- _SUPPLIED TEXT_

------------------------------------

I've decided to try something different this time to make this a lot more interesting. Why try to explain your choices through words when they are a visual medium? Generally it's been a really solid month. That I can have twenty choices above in images, and plenty more in honourable mentions including a few (un-) guilty pleasures, shows a good amount about the quality of the films I saw. It was a month of delicacies from around the world and various places that, while they may have been a little disappointing in some cases (Indonesian fantasy martial arts film The Devil's Sword (1984)), they were still memorable. Even those like Chompa Toung (1974) that I viewed without any subtitles or knowledge of the language. Many films improved on rewatches such as Samuel Fuller's Shock Corridor (1963). Some because I have developed a different attitude to art now after the gap of a few years, making the American release version of Destricted (2006), a series of short films about pornography and sex with mostly fully explicit and real sexual acts, more interesting and rewarding. Gaspar Noé's entry for it was still terrible, but Larry Clark's Impaled grew in quality immensely. That I discovered there are two versions of the project for Britain and the States, with shorts uniquely on theirs as well as many crossovers, makes for an interesting comparison when I revisit the Brit release.

------------------------------------

- _ROWS_
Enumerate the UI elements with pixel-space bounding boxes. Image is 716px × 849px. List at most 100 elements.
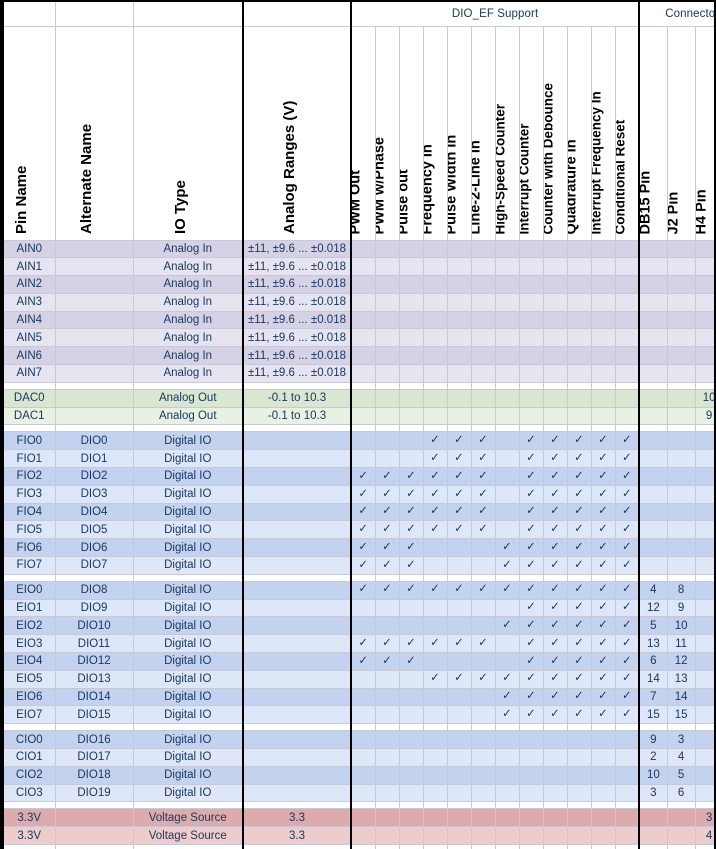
column-header-quadrature-in[interactable]: Quadrature In (567, 26, 592, 241)
cell-alternate-name: DIO2 (55, 467, 134, 486)
table-row[interactable]: FIO2DIO2Digital IO✓✓✓✓✓✓✓✓✓✓✓10 (2, 467, 714, 486)
cell-dio-ef-11 (591, 784, 616, 803)
table-row[interactable]: FIO3DIO3Digital IO✓✓✓✓✓✓✓✓✓✓✓9 (2, 485, 714, 504)
column-header-analog-ranges-v[interactable]: Analog Ranges (V) (242, 26, 352, 241)
cell-connector-3 (695, 240, 714, 259)
table-row[interactable]: FIO0DIO0Digital IO✓✓✓✓✓✓✓✓12 (2, 431, 714, 451)
cell-dio-ef-6: ✓ (471, 467, 496, 486)
table-row[interactable]: DAC0 Analog Out -0.1 to 10.3 10 (2, 389, 714, 408)
cell-alternate-name: DIO17 (55, 748, 134, 767)
column-header-counter-with-debounce[interactable]: Counter with Debounce (543, 26, 568, 241)
column-header-pulse-width-in[interactable]: Pulse Width In (447, 26, 472, 241)
spacer-cell (695, 382, 714, 390)
column-header-pwm-out[interactable]: PWM Out (350, 26, 376, 241)
table-row[interactable]: AIN2 Analog In ±11, ±9.6 ... ±0.018 (2, 275, 714, 294)
cell-connector-1 (638, 275, 668, 294)
column-header-conditional-reset[interactable]: Conditional Reset (615, 26, 640, 241)
table-row[interactable]: DAC1 Analog Out -0.1 to 10.3 9 (2, 407, 714, 426)
rotated-label-wrap: Alternate Name (56, 28, 133, 238)
column-header-interrupt-frequency-in[interactable]: Interrupt Frequency In (591, 26, 616, 241)
column-header-pin-name[interactable]: Pin Name (2, 26, 56, 241)
cell-dio-ef-9 (543, 257, 568, 277)
table-row[interactable]: CIO1 DIO17 Digital IO 2 4 (2, 748, 714, 767)
cell-dio-ef-8 (519, 364, 544, 383)
cell-dio-ef-11 (591, 826, 616, 845)
column-header-db15-pin[interactable]: DB15 Pin (638, 26, 668, 241)
table-row[interactable]: AIN1 Analog In ±11, ±9.6 ... ±0.018 (2, 257, 714, 277)
cell-connector-1 (638, 467, 668, 486)
column-header-alternate-name[interactable]: Alternate Name (55, 26, 134, 241)
spacer-cell (242, 801, 352, 810)
cell-connector-2: 13 (667, 670, 696, 689)
spacer-cell (667, 574, 696, 582)
cell-connector-2 (667, 520, 696, 540)
cell-connector-2: 5 (667, 766, 696, 785)
table-row[interactable]: FIO6DIO6Digital IO✓✓✓✓✓✓✓✓✓4 (2, 538, 714, 558)
column-header-line-2-line-in[interactable]: Line-2-Line In (471, 26, 496, 241)
cell-dio-ef-6 (471, 808, 496, 828)
table-row[interactable]: FIO4DIO4Digital IO✓✓✓✓✓✓✓✓✓✓✓6 (2, 503, 714, 522)
column-header-high-speed-counter[interactable]: High-Speed Counter (495, 26, 520, 241)
column-header-frequency-in[interactable]: Frequency In (423, 26, 448, 241)
cell-dio-ef-7: ✓ (495, 688, 520, 707)
table-row[interactable]: EIO2 DIO10 Digital IO ✓ ✓ ✓ ✓ ✓ ✓ 5 10 (2, 616, 714, 636)
table-row[interactable]: FIO5DIO5Digital IO✓✓✓✓✓✓✓✓✓✓✓5 (2, 520, 714, 540)
table-row[interactable]: EIO0 DIO8 Digital IO ✓ ✓ ✓ ✓ ✓ ✓ ✓ ✓ ✓ ✓ ✓ ✓ 4 8 (2, 581, 714, 600)
cell-connector-3 (695, 670, 714, 689)
table-row[interactable]: CIO0 DIO16 Digital IO 9 3 (2, 730, 714, 750)
rotated-label-wrap: Interrupt Counter (519, 28, 543, 238)
column-header-pwm-w-phase[interactable]: PWM w/Phase (375, 26, 400, 241)
cell-dio-ef-3 (399, 311, 424, 330)
group-header-dio-ef-support: DIO_EF Support (349, 2, 640, 27)
table-row[interactable]: CIO3 DIO19 Digital IO 3 6 (2, 784, 714, 803)
table-row[interactable]: AIN7 Analog In ±11, ±9.6 ... ±0.018 (2, 364, 714, 383)
table-row[interactable]: CIO2 DIO18 Digital IO 10 5 (2, 766, 714, 785)
cell-dio-ef-3 (399, 240, 424, 259)
cell-dio-ef-12: ✓ (615, 449, 640, 469)
cell-pin-name: FIO3 (2, 485, 56, 504)
table-row[interactable]: AIN6 Analog In ±11, ±9.6 ... ±0.018 (2, 346, 714, 366)
table-row[interactable]: EIO5 DIO13 Digital IO ✓ ✓ ✓ ✓ ✓ ✓ ✓ ✓ ✓ 14 13 (2, 670, 714, 689)
column-header-interrupt-counter[interactable]: Interrupt Counter (519, 26, 544, 241)
table-row[interactable]: EIO1 DIO9 Digital IO ✓ ✓ ✓ ✓ ✓ 12 9 (2, 599, 714, 618)
table-row[interactable]: AIN0 Analog In ±11, ±9.6 ... ±0.018 (2, 240, 714, 259)
table-row[interactable]: AIN4 Analog In ±11, ±9.6 ... ±0.018 (2, 311, 714, 330)
cell-pin-name: AIN2 (2, 275, 56, 294)
cell-connector-3 (695, 449, 714, 469)
spacer-cell (667, 801, 696, 810)
column-header-pulse-out[interactable]: Pulse out (399, 26, 424, 241)
table-row[interactable]: EIO4 DIO12 Digital IO ✓ ✓ ✓ ✓ ✓ ✓ ✓ ✓ 6 12 (2, 652, 714, 671)
spacer-cell (615, 424, 640, 433)
table-row[interactable]: 3.3V Voltage Source 3.3 4 (2, 826, 714, 845)
column-header-h4-pin[interactable]: H4 Pin (695, 26, 714, 241)
cell-dio-ef-8 (519, 311, 544, 330)
rotated-label: PWM w/Phase (375, 136, 388, 235)
table-row[interactable]: FIO7DIO7Digital IO✓✓✓✓✓✓✓✓✓3 (2, 556, 714, 575)
table-row[interactable]: AIN3 Analog In ±11, ±9.6 ... ±0.018 (2, 293, 714, 312)
spacer-cell (543, 723, 568, 732)
table-row[interactable]: FIO1DIO1Digital IO✓✓✓✓✓✓✓✓11 (2, 449, 714, 469)
cell-dio-ef-10: ✓ (567, 705, 592, 725)
table-row[interactable]: 3.3V Voltage Source 3.3 3 (2, 808, 714, 828)
cell-io-type: Digital IO (133, 730, 244, 750)
cell-dio-ef-10: ✓ (567, 634, 592, 654)
column-header-io-type[interactable]: IO Type (133, 26, 244, 241)
column-header-j2-pin[interactable]: J2 Pin (667, 26, 696, 241)
cell-analog-range (242, 616, 352, 636)
cell-dio-ef-10 (567, 293, 592, 312)
table-row[interactable]: AIN5 Analog In ±11, ±9.6 ... ±0.018 (2, 328, 714, 348)
cell-dio-ef-11 (591, 346, 616, 366)
cell-dio-ef-1 (350, 766, 376, 785)
cell-dio-ef-7 (495, 599, 520, 618)
table-row[interactable]: EIO6 DIO14 Digital IO ✓ ✓ ✓ ✓ ✓ ✓ 7 14 (2, 688, 714, 707)
table-row[interactable]: EIO7 DIO15 Digital IO ✓ ✓ ✓ ✓ ✓ ✓ 15 15 (2, 705, 714, 725)
spacer-cell (667, 424, 696, 433)
cell-connector-3 (695, 328, 714, 348)
cell-io-type: Voltage Source (133, 808, 244, 828)
cell-dio-ef-4: ✓ (423, 634, 448, 654)
cell-analog-range (242, 449, 352, 469)
spacer-cell (543, 574, 568, 582)
cell-dio-ef-4 (423, 311, 448, 330)
spacer-cell (55, 844, 134, 849)
table-row[interactable]: EIO3 DIO11 Digital IO ✓ ✓ ✓ ✓ ✓ ✓ ✓ ✓ ✓ ✓ ✓ 13 11 (2, 634, 714, 654)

------------------------------------

- _TASKS_
a - Answer these questions using the film roundup:
(i) What kind of film is The Devil's Sword (1984)?
(ii) Which 1974 film was viewed without subtitles or knowledge of its language?
(iii) Whose entry in Destricted grew in quality immensely?
b - Extend the film roundup with new writing that picks up after its last sentence.
The items can be left aside; they play no part here.

- _ANSWERS BY TASK_
a -
(i) An Indonesian fantasy martial arts film.
(ii) Chompa Toung.
(iii) Larry Clark's, with his short Impaled.

b -
Some disappointments were found. I don't understand why Eccentricities of a Blonde-Haired Girl (2009) was seen as a good film at all; my first Manoel de Oliveira, I am still very interested in his work, but even if he was over a hundred years old when making this film, it wasn't good enough on this first viewing for any director of any age. Baadasssss! (2003), Mario Van Peeble's biographic depiction of his father creating Sweet Sweetback's Baadasssss Song (1971), sadly turned out to be another generic biography after anticipating seeing it for years. Meek's Cutoff (2010) is an empty film when there are so many legitimately great arthouse movies that are ignored, and I saw my first Mumblecore film in Hannah Takes The Stairs (2007). Joe Swanberg's film was not a great introduction to this sub-genre at all, and I don't want this to be the new face of independent American cinema unless there are Mumblecore films which are actually good out there in existence.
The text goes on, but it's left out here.